▶ [Required work]
Check every line of the data below for the string "Reykjavíkur", and copy the ones that hold it.

▶ [Records to use]
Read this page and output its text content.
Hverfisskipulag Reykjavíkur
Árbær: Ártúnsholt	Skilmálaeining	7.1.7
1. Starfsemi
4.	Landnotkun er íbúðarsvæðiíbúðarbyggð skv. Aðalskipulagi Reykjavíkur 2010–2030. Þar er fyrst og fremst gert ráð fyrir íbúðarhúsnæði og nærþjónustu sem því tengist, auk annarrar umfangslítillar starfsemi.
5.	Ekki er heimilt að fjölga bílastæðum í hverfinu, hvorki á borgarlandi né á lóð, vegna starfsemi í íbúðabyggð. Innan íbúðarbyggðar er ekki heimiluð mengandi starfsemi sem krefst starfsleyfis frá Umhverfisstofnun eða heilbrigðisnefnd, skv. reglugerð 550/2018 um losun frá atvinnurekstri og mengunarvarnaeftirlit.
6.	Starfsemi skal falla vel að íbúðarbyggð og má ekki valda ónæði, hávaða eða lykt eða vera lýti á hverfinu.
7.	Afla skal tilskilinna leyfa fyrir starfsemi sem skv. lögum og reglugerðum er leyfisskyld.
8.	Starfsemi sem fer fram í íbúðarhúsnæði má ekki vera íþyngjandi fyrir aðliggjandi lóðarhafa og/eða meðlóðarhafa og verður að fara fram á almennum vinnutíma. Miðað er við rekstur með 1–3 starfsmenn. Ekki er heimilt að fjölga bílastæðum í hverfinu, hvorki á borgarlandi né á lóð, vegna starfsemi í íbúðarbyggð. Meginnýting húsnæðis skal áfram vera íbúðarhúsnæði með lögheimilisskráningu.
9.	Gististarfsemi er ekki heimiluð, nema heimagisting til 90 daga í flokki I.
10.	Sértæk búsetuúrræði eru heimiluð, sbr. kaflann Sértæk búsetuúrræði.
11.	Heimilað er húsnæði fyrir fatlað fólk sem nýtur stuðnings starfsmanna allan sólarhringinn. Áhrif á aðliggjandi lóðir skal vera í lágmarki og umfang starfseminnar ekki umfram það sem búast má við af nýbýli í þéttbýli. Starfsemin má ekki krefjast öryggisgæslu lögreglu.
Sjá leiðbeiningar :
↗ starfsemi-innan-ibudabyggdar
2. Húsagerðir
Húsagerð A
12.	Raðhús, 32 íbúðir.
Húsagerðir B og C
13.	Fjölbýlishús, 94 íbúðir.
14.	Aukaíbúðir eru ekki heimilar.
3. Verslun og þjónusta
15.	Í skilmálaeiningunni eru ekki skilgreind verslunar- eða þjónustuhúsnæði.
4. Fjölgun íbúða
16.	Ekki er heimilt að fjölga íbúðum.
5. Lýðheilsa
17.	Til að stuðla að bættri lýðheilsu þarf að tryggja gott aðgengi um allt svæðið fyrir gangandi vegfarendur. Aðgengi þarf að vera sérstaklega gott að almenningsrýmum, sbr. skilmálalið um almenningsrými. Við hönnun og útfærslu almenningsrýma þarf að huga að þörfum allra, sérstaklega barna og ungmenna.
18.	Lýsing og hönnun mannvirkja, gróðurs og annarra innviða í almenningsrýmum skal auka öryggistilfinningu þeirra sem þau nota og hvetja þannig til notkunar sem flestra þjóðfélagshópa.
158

▶ [In response]
Hverfisskipulag Reykjavíkur
4.	Landnotkun er íbúðarsvæðiíbúðarbyggð skv. Aðalskipulagi Reykjavíkur 2010–2030. Þar er fyrst og fremst gert ráð fyrir íbúðarhúsnæði og nærþjónustu sem því tengist, auk annarrar umfangslítillar starfsemi.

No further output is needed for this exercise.